***** EXERCISE MATERIAL

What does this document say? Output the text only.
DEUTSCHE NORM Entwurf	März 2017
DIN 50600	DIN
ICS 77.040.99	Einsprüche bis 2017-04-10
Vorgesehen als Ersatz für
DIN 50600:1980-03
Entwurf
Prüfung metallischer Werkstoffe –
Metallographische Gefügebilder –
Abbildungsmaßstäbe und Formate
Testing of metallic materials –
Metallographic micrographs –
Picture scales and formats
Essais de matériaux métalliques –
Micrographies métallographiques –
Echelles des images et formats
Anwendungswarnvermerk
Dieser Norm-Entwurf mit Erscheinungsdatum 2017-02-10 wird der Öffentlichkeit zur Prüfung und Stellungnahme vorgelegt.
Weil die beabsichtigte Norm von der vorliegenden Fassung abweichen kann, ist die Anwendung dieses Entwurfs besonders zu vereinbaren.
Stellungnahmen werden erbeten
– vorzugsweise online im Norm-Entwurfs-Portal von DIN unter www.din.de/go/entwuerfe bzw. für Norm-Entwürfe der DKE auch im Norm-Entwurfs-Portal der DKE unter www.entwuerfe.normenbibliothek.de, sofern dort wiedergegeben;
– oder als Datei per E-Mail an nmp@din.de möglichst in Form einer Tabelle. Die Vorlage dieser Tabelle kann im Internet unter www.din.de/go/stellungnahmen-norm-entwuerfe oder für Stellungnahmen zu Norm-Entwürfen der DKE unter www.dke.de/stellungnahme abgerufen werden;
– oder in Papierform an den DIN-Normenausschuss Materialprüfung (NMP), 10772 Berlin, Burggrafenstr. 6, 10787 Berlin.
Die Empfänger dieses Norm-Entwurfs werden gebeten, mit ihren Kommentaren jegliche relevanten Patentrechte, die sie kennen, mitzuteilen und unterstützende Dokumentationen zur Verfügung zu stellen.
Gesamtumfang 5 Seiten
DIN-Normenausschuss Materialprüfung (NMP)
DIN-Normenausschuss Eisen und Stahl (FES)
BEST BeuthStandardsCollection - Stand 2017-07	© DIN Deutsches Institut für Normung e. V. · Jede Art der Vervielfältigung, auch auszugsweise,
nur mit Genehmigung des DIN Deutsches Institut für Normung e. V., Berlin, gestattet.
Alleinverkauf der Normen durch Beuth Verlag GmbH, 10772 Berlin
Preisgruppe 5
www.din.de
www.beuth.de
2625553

**********

:: STATED TASK ::
Transcribe the entire listing above precisely.

:: EXERCISE RESPONSE ::
What does this document say? Output the text only.
DEUTSCHE NORM Entwurf	März 2017
DIN 50600	DIN
ICS 77.040.99	Einsprüche bis 2017-04-10
Vorgesehen als Ersatz für
DIN 50600:1980-03
Entwurf
Prüfung metallischer Werkstoffe –
Metallographische Gefügebilder –
Abbildungsmaßstäbe und Formate
Testing of metallic materials –
Metallographic micrographs –
Picture scales and formats
Essais de matériaux métalliques –
Micrographies métallographiques –
Echelles des images et formats
Anwendungswarnvermerk
Dieser Norm-Entwurf mit Erscheinungsdatum 2017-02-10 wird der Öffentlichkeit zur Prüfung und Stellungnahme vorgelegt.
Weil die beabsichtigte Norm von der vorliegenden Fassung abweichen kann, ist die Anwendung dieses Entwurfs besonders zu vereinbaren.
Stellungnahmen werden erbeten
– vorzugsweise online im Norm-Entwurfs-Portal von DIN unter www.din.de/go/entwuerfe bzw. für Norm-Entwürfe der DKE auch im Norm-Entwurfs-Portal der DKE unter www.entwuerfe.normenbibliothek.de, sofern dort wiedergegeben;
– oder als Datei per E-Mail an nmp@din.de möglichst in Form einer Tabelle. Die Vorlage dieser Tabelle kann im Internet unter www.din.de/go/stellungnahmen-norm-entwuerfe oder für Stellungnahmen zu Norm-Entwürfen der DKE unter www.dke.de/stellungnahme abgerufen werden;
– oder in Papierform an den DIN-Normenausschuss Materialprüfung (NMP), 10772 Berlin, Burggrafenstr. 6, 10787 Berlin.
Die Empfänger dieses Norm-Entwurfs werden gebeten, mit ihren Kommentaren jegliche relevanten Patentrechte, die sie kennen, mitzuteilen und unterstützende Dokumentationen zur Verfügung zu stellen.
Gesamtumfang 5 Seiten
DIN-Normenausschuss Materialprüfung (NMP)
DIN-Normenausschuss Eisen und Stahl (FES)
BEST BeuthStandardsCollection - Stand 2017-07	© DIN Deutsches Institut für Normung e. V. · Jede Art der Vervielfältigung, auch auszugsweise,
nur mit Genehmigung des DIN Deutsches Institut für Normung e. V., Berlin, gestattet.
Alleinverkauf der Normen durch Beuth Verlag GmbH, 10772 Berlin
Preisgruppe 5
www.din.de
www.beuth.de
2625553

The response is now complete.